(Dataset entries)

— begin —

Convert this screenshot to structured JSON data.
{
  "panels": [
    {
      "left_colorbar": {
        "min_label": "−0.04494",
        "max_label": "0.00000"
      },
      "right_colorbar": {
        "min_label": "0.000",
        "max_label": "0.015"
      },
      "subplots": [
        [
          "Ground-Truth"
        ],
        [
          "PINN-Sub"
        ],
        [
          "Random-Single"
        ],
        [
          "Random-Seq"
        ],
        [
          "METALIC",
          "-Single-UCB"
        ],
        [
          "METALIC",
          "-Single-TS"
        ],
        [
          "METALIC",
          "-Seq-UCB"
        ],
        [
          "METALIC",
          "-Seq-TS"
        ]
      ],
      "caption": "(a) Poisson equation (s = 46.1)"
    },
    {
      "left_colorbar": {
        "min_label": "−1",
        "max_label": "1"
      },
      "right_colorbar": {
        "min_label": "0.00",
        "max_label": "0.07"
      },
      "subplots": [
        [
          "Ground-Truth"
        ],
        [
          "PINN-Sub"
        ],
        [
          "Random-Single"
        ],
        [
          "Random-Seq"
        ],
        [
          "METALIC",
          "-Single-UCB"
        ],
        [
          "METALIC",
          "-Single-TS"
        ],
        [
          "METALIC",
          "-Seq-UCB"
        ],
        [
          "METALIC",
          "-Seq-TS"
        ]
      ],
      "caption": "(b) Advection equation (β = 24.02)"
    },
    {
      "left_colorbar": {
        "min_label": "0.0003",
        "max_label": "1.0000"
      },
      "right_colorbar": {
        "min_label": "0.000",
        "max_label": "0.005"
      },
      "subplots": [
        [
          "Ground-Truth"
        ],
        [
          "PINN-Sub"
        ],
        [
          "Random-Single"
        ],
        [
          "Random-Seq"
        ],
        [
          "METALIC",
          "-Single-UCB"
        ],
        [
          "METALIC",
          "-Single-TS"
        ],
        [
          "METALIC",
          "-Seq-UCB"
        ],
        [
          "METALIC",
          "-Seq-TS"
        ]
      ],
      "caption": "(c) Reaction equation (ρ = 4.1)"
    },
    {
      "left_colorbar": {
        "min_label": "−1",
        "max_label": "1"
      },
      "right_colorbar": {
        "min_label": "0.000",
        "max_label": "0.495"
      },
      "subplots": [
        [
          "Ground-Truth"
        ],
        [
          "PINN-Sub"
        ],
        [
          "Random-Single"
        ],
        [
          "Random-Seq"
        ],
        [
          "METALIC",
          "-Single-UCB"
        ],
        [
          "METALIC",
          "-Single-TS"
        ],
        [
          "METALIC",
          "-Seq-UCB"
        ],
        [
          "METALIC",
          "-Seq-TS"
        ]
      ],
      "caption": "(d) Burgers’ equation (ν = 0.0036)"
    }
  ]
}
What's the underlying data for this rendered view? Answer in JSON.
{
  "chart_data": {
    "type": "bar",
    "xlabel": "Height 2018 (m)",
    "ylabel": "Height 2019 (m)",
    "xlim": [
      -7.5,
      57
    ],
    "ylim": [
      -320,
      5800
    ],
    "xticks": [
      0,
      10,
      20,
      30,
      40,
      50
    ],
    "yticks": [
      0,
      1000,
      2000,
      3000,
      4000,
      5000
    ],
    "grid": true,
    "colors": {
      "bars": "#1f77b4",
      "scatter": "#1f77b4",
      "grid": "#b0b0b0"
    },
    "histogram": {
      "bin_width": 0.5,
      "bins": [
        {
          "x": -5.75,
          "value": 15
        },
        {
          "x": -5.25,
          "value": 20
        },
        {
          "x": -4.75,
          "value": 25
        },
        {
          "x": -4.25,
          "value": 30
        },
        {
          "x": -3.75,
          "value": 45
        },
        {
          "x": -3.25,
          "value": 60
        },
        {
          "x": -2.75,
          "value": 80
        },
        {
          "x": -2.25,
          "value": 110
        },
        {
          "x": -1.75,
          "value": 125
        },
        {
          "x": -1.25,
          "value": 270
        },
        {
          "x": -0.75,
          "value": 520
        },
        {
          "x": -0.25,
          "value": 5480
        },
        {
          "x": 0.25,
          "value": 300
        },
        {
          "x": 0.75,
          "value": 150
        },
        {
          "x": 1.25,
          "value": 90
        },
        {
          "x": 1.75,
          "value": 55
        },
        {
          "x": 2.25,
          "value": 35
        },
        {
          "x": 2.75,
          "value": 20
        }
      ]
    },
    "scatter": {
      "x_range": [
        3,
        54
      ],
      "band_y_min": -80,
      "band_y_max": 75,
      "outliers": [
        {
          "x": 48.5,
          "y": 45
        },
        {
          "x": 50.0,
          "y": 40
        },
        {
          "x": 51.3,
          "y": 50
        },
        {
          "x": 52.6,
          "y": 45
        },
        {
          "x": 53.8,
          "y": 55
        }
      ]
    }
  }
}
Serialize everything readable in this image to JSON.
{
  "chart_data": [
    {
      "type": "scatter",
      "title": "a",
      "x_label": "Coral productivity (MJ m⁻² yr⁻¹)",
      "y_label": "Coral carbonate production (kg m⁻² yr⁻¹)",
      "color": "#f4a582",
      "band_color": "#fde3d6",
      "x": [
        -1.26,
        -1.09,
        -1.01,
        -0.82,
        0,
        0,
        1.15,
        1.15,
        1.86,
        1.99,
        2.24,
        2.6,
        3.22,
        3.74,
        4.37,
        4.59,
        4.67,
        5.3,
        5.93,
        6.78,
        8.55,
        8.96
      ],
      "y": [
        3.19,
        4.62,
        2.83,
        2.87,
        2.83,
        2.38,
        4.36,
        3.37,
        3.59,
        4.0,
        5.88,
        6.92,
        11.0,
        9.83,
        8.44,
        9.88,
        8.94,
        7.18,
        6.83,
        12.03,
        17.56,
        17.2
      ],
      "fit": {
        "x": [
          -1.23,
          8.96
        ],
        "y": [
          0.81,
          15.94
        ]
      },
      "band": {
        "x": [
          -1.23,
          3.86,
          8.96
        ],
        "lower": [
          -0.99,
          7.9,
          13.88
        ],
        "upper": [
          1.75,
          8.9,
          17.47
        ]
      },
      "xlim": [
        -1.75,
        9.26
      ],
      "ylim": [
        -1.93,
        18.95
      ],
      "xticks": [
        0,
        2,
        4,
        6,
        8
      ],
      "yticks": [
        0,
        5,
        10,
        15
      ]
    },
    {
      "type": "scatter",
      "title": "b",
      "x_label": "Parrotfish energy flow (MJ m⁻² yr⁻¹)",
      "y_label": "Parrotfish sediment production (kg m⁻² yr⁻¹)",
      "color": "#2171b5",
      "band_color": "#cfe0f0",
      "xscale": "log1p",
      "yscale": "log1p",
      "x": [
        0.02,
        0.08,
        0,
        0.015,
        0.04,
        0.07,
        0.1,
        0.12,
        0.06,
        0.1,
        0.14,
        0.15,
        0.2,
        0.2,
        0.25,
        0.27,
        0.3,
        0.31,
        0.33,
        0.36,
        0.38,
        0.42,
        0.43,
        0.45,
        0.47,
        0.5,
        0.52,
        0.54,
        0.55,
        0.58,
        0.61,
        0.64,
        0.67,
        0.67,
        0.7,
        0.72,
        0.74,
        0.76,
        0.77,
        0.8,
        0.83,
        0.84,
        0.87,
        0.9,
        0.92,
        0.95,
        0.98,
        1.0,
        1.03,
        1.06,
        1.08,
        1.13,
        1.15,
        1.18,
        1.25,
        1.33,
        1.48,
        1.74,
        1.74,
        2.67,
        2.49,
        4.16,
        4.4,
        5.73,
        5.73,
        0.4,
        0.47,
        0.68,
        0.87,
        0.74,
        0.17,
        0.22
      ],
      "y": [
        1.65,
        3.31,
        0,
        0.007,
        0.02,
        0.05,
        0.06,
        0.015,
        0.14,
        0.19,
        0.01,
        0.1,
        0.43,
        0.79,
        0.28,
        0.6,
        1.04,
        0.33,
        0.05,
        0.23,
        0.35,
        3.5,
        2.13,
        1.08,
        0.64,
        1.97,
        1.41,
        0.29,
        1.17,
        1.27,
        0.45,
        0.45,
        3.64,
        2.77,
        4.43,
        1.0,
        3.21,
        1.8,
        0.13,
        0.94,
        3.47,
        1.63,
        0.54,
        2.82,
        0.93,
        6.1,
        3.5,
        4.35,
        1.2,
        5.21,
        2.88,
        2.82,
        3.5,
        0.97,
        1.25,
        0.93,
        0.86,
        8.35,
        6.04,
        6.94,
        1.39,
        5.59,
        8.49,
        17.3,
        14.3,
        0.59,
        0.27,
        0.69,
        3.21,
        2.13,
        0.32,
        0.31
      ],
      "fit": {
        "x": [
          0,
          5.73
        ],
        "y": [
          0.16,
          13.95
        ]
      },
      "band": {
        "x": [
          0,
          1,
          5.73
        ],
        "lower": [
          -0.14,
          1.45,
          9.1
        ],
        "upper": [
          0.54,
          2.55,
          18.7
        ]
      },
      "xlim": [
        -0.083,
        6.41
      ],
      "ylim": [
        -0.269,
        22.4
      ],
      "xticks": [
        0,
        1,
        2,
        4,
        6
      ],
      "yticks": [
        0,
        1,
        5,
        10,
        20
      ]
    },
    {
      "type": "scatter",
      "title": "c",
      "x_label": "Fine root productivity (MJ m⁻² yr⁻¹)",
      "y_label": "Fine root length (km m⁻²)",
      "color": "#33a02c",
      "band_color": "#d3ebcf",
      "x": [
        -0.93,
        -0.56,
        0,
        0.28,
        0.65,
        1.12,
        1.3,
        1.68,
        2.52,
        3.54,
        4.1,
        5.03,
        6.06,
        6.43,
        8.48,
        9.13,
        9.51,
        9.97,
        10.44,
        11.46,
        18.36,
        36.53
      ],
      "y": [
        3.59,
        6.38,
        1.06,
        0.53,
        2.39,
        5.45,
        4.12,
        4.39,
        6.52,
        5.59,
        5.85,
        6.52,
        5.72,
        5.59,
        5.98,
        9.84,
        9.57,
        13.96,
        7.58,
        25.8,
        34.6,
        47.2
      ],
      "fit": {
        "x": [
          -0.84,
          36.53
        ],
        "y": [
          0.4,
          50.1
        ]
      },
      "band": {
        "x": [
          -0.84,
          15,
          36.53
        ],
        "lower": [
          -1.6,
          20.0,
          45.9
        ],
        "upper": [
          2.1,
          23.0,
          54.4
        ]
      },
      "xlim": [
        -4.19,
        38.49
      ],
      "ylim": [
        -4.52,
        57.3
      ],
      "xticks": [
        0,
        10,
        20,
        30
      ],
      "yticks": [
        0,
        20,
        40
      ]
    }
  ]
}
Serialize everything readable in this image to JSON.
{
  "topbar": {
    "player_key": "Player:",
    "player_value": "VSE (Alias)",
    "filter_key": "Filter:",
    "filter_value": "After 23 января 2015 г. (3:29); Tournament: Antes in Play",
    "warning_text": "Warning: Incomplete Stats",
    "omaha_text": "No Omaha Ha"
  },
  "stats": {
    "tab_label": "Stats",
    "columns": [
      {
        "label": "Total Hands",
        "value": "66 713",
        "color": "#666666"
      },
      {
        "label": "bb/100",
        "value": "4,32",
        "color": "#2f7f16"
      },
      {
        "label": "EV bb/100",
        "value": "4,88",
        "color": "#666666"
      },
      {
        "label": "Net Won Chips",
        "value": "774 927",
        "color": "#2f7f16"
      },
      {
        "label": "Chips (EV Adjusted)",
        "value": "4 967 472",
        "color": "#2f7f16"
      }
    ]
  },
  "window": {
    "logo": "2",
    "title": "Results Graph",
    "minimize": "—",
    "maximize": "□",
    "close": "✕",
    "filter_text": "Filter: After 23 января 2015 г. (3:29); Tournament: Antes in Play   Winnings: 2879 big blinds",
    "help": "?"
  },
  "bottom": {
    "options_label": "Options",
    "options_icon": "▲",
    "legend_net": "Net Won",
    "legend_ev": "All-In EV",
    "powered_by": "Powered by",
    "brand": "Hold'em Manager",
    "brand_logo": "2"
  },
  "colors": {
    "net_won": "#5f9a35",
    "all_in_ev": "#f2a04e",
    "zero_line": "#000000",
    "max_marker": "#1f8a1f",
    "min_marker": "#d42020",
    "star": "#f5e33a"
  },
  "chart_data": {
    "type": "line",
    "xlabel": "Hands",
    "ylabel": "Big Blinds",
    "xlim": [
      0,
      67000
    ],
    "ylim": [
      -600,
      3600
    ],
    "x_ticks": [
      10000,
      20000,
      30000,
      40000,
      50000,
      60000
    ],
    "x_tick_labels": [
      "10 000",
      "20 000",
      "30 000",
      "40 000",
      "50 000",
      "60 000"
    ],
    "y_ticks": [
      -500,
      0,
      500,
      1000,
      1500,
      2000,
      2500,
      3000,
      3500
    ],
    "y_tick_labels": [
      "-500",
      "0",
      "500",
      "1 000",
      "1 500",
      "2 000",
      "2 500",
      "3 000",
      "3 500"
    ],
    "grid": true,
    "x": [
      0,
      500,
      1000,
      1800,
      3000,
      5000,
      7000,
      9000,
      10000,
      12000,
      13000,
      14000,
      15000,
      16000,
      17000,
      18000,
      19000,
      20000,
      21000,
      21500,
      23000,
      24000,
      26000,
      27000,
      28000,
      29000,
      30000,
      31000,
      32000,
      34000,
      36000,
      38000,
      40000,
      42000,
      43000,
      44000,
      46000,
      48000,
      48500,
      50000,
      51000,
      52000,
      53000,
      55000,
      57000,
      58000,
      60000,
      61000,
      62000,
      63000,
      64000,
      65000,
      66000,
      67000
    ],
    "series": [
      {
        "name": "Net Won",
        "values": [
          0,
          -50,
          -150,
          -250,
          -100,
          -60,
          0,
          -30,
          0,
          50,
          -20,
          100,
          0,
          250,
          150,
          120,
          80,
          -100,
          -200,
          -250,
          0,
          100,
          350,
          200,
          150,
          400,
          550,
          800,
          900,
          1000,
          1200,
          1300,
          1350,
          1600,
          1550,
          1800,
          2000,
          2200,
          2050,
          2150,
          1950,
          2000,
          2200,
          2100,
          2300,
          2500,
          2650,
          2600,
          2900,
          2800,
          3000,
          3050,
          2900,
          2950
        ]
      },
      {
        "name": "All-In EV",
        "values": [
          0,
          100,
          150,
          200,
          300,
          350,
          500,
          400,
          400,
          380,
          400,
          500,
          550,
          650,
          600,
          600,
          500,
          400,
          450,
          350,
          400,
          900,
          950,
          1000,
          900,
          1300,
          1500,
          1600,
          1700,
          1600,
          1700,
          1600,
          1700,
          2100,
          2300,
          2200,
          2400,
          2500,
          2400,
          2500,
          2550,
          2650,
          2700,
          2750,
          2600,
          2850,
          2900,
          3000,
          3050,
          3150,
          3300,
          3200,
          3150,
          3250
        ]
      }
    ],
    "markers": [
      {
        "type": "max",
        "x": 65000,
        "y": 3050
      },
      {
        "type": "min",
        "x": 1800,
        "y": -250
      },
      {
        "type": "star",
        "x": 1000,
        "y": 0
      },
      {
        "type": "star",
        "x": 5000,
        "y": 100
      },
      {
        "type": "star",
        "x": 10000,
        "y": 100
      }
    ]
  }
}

— end —

Description of the task = Work out the number of lines in this listing that include the word "Chips". Reply with that number only.

Final result = 2